» Exercise: Transcribe the records below exactly.

» Rows from a figure dataset:
****************
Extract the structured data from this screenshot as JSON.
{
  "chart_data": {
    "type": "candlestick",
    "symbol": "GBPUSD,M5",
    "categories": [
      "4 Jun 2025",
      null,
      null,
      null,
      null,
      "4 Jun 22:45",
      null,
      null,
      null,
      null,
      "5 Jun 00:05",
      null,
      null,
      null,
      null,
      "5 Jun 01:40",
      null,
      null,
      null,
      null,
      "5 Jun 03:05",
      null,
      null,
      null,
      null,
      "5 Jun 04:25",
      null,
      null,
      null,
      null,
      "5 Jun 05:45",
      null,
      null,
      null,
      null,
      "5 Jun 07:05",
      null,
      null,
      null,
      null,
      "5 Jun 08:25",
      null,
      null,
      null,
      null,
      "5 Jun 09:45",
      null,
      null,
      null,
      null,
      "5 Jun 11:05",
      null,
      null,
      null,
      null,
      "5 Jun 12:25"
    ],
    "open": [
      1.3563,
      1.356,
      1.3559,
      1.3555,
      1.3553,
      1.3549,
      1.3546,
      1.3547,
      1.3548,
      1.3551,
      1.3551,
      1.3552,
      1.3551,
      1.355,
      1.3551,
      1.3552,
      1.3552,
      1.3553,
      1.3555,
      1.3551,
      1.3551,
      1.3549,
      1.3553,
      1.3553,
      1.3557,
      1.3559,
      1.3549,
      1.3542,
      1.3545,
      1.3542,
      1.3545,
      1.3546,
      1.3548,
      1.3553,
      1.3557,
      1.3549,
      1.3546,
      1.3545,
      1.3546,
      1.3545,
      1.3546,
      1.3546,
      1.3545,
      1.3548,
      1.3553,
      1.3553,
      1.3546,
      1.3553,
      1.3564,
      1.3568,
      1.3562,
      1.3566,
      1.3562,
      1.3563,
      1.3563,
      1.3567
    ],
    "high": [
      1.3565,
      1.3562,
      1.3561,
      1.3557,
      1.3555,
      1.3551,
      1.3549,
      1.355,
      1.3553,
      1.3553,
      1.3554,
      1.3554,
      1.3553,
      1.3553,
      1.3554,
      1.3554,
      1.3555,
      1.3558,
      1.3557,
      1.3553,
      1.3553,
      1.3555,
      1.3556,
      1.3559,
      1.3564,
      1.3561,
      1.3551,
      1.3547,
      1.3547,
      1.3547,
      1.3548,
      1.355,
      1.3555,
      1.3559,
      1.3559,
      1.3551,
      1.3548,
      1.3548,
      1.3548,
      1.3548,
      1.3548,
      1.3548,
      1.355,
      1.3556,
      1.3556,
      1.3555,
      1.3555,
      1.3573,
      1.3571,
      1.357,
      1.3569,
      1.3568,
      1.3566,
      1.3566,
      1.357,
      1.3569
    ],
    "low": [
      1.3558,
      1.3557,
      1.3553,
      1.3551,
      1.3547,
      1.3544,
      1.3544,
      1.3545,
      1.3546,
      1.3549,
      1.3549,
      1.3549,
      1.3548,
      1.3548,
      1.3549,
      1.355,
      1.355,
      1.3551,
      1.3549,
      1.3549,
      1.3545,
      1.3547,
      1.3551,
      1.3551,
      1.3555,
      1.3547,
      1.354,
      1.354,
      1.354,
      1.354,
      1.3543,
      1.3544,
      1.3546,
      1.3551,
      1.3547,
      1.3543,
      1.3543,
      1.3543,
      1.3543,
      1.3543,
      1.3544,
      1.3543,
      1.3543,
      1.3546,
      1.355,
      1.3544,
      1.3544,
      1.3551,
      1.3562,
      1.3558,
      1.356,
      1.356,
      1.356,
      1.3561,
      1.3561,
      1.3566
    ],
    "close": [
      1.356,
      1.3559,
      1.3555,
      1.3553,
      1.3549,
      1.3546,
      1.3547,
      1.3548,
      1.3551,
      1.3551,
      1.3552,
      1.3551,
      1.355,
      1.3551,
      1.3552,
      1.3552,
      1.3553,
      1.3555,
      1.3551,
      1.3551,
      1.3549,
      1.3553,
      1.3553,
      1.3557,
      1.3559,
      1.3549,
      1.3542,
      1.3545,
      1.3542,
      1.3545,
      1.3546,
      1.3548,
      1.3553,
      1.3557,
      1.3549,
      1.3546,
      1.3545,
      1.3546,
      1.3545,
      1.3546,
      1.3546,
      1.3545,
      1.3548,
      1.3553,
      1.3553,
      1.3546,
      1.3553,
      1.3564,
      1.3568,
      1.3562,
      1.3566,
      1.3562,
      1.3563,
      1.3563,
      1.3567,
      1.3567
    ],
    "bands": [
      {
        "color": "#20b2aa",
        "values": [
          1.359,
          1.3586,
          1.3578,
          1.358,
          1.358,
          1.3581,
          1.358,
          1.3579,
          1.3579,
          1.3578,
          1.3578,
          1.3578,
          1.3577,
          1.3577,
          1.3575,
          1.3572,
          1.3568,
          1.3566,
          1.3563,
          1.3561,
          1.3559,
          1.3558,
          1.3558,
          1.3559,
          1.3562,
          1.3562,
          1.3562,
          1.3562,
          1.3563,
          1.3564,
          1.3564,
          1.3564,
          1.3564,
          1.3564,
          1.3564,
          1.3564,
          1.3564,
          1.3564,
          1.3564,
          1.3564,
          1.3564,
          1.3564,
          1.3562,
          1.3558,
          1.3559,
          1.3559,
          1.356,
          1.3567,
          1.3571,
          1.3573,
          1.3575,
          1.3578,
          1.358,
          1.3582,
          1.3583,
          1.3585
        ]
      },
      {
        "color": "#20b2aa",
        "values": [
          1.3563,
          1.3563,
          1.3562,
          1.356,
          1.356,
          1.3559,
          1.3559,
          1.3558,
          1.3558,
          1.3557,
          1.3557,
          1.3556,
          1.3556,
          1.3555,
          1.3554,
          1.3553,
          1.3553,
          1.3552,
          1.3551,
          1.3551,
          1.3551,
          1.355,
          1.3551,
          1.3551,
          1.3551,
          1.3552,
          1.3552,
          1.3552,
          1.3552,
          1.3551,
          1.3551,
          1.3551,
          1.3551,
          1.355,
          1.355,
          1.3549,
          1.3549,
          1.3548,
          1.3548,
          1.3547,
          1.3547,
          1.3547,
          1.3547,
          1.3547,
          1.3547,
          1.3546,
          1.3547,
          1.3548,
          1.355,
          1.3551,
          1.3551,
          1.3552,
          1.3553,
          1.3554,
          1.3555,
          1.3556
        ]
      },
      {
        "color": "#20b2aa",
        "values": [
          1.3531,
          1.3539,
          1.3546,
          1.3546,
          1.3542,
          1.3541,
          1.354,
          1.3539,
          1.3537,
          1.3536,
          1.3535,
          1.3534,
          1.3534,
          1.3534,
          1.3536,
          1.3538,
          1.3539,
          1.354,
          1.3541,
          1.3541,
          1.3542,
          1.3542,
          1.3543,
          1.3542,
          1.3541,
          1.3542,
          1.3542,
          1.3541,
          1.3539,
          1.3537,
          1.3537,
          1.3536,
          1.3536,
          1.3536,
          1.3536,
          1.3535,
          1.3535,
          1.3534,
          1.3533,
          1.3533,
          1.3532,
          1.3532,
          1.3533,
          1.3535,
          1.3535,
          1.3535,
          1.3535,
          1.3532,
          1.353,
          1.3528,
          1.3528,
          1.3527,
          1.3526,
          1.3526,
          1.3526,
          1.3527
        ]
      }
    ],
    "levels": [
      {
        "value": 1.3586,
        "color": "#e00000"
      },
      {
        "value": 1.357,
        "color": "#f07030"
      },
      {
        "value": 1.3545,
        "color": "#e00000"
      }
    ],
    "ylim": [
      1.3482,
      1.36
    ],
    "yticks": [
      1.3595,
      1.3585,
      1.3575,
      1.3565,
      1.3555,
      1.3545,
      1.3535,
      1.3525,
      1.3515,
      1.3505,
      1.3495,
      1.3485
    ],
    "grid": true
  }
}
****************
» Task answer:
Extract the structured data from this screenshot as JSON.
{
  "chart_data": {
    "type": "candlestick",
    "symbol": "GBPUSD,M5",
    "categories": [
      "4 Jun 2025",
      null,
      null,
      null,
      null,
      "4 Jun 22:45",
      null,
      null,
      null,
      null,
      "5 Jun 00:05",
      null,
      null,
      null,
      null,
      "5 Jun 01:40",
      null,
      null,
      null,
      null,
      "5 Jun 03:05",
      null,
      null,
      null,
      null,
      "5 Jun 04:25",
      null,
      null,
      null,
      null,
      "5 Jun 05:45",
      null,
      null,
      null,
      null,
      "5 Jun 07:05",
      null,
      null,
      null,
      null,
      "5 Jun 08:25",
      null,
      null,
      null,
      null,
      "5 Jun 09:45",
      null,
      null,
      null,
      null,
      "5 Jun 11:05",
      null,
      null,
      null,
      null,
      "5 Jun 12:25"
    ],
    "open": [
      1.3563,
      1.356,
      1.3559,
      1.3555,
      1.3553,
      1.3549,
      1.3546,
      1.3547,
      1.3548,
      1.3551,
      1.3551,
      1.3552,
      1.3551,
      1.355,
      1.3551,
      1.3552,
      1.3552,
      1.3553,
      1.3555,
      1.3551,
      1.3551,
      1.3549,
      1.3553,
      1.3553,
      1.3557,
      1.3559,
      1.3549,
      1.3542,
      1.3545,
      1.3542,
      1.3545,
      1.3546,
      1.3548,
      1.3553,
      1.3557,
      1.3549,
      1.3546,
      1.3545,
      1.3546,
      1.3545,
      1.3546,
      1.3546,
      1.3545,
      1.3548,
      1.3553,
      1.3553,
      1.3546,
      1.3553,
      1.3564,
      1.3568,
      1.3562,
      1.3566,
      1.3562,
      1.3563,
      1.3563,
      1.3567
    ],
    "high": [
      1.3565,
      1.3562,
      1.3561,
      1.3557,
      1.3555,
      1.3551,
      1.3549,
      1.355,
      1.3553,
      1.3553,
      1.3554,
      1.3554,
      1.3553,
      1.3553,
      1.3554,
      1.3554,
      1.3555,
      1.3558,
      1.3557,
      1.3553,
      1.3553,
      1.3555,
      1.3556,
      1.3559,
      1.3564,
      1.3561,
      1.3551,
      1.3547,
      1.3547,
      1.3547,
      1.3548,
      1.355,
      1.3555,
      1.3559,
      1.3559,
      1.3551,
      1.3548,
      1.3548,
      1.3548,
      1.3548,
      1.3548,
      1.3548,
      1.355,
      1.3556,
      1.3556,
      1.3555,
      1.3555,
      1.3573,
      1.3571,
      1.357,
      1.3569,
      1.3568,
      1.3566,
      1.3566,
      1.357,
      1.3569
    ],
    "low": [
      1.3558,
      1.3557,
      1.3553,
      1.3551,
      1.3547,
      1.3544,
      1.3544,
      1.3545,
      1.3546,
      1.3549,
      1.3549,
      1.3549,
      1.3548,
      1.3548,
      1.3549,
      1.355,
      1.355,
      1.3551,
      1.3549,
      1.3549,
      1.3545,
      1.3547,
      1.3551,
      1.3551,
      1.3555,
      1.3547,
      1.354,
      1.354,
      1.354,
      1.354,
      1.3543,
      1.3544,
      1.3546,
      1.3551,
      1.3547,
      1.3543,
      1.3543,
      1.3543,
      1.3543,
      1.3543,
      1.3544,
      1.3543,
      1.3543,
      1.3546,
      1.355,
      1.3544,
      1.3544,
      1.3551,
      1.3562,
      1.3558,
      1.356,
      1.356,
      1.356,
      1.3561,
      1.3561,
      1.3566
    ],
    "close": [
      1.356,
      1.3559,
      1.3555,
      1.3553,
      1.3549,
      1.3546,
      1.3547,
      1.3548,
      1.3551,
      1.3551,
      1.3552,
      1.3551,
      1.355,
      1.3551,
      1.3552,
      1.3552,
      1.3553,
      1.3555,
      1.3551,
      1.3551,
      1.3549,
      1.3553,
      1.3553,
      1.3557,
      1.3559,
      1.3549,
      1.3542,
      1.3545,
      1.3542,
      1.3545,
      1.3546,
      1.3548,
      1.3553,
      1.3557,
      1.3549,
      1.3546,
      1.3545,
      1.3546,
      1.3545,
      1.3546,
      1.3546,
      1.3545,
      1.3548,
      1.3553,
      1.3553,
      1.3546,
      1.3553,
      1.3564,
      1.3568,
      1.3562,
      1.3566,
      1.3562,
      1.3563,
      1.3563,
      1.3567,
      1.3567
    ],
    "bands": [
      {
        "color": "#20b2aa",
        "values": [
          1.359,
          1.3586,
          1.3578,
          1.358,
          1.358,
          1.3581,
          1.358,
          1.3579,
          1.3579,
          1.3578,
          1.3578,
          1.3578,
          1.3577,
          1.3577,
          1.3575,
          1.3572,
          1.3568,
          1.3566,
          1.3563,
          1.3561,
          1.3559,
          1.3558,
          1.3558,
          1.3559,
          1.3562,
          1.3562,
          1.3562,
          1.3562,
          1.3563,
          1.3564,
          1.3564,
          1.3564,
          1.3564,
          1.3564,
          1.3564,
          1.3564,
          1.3564,
          1.3564,
          1.3564,
          1.3564,
          1.3564,
          1.3564,
          1.3562,
          1.3558,
          1.3559,
          1.3559,
          1.356,
          1.3567,
          1.3571,
          1.3573,
          1.3575,
          1.3578,
          1.358,
          1.3582,
          1.3583,
          1.3585
        ]
      },
      {
        "color": "#20b2aa",
        "values": [
          1.3563,
          1.3563,
          1.3562,
          1.356,
          1.356,
          1.3559,
          1.3559,
          1.3558,
          1.3558,
          1.3557,
          1.3557,
          1.3556,
          1.3556,
          1.3555,
          1.3554,
          1.3553,
          1.3553,
          1.3552,
          1.3551,
          1.3551,
          1.3551,
          1.355,
          1.3551,
          1.3551,
          1.3551,
          1.3552,
          1.3552,
          1.3552,
          1.3552,
          1.3551,
          1.3551,
          1.3551,
          1.3551,
          1.355,
          1.355,
          1.3549,
          1.3549,
          1.3548,
          1.3548,
          1.3547,
          1.3547,
          1.3547,
          1.3547,
          1.3547,
          1.3547,
          1.3546,
          1.3547,
          1.3548,
          1.355,
          1.3551,
          1.3551,
          1.3552,
          1.3553,
          1.3554,
          1.3555,
          1.3556
        ]
      },
      {
        "color": "#20b2aa",
        "values": [
          1.3531,
          1.3539,
          1.3546,
          1.3546,
          1.3542,
          1.3541,
          1.354,
          1.3539,
          1.3537,
          1.3536,
          1.3535,
          1.3534,
          1.3534,
          1.3534,
          1.3536,
          1.3538,
          1.3539,
          1.354,
          1.3541,
          1.3541,
          1.3542,
          1.3542,
          1.3543,
          1.3542,
          1.3541,
          1.3542,
          1.3542,
          1.3541,
          1.3539,
          1.3537,
          1.3537,
          1.3536,
          1.3536,
          1.3536,
          1.3536,
          1.3535,
          1.3535,
          1.3534,
          1.3533,
          1.3533,
          1.3532,
          1.3532,
          1.3533,
          1.3535,
          1.3535,
          1.3535,
          1.3535,
          1.3532,
          1.353,
          1.3528,
          1.3528,
          1.3527,
          1.3526,
          1.3526,
          1.3526,
          1.3527
        ]
      }
    ],
    "levels": [
      {
        "value": 1.3586,
        "color": "#e00000"
      },
      {
        "value": 1.357,
        "color": "#f07030"
      },
      {
        "value": 1.3545,
        "color": "#e00000"
      }
    ],
    "ylim": [
      1.3482,
      1.36
    ],
    "yticks": [
      1.3595,
      1.3585,
      1.3575,
      1.3565,
      1.3555,
      1.3545,
      1.3535,
      1.3525,
      1.3515,
      1.3505,
      1.3495,
      1.3485
    ],
    "grid": true
  }
}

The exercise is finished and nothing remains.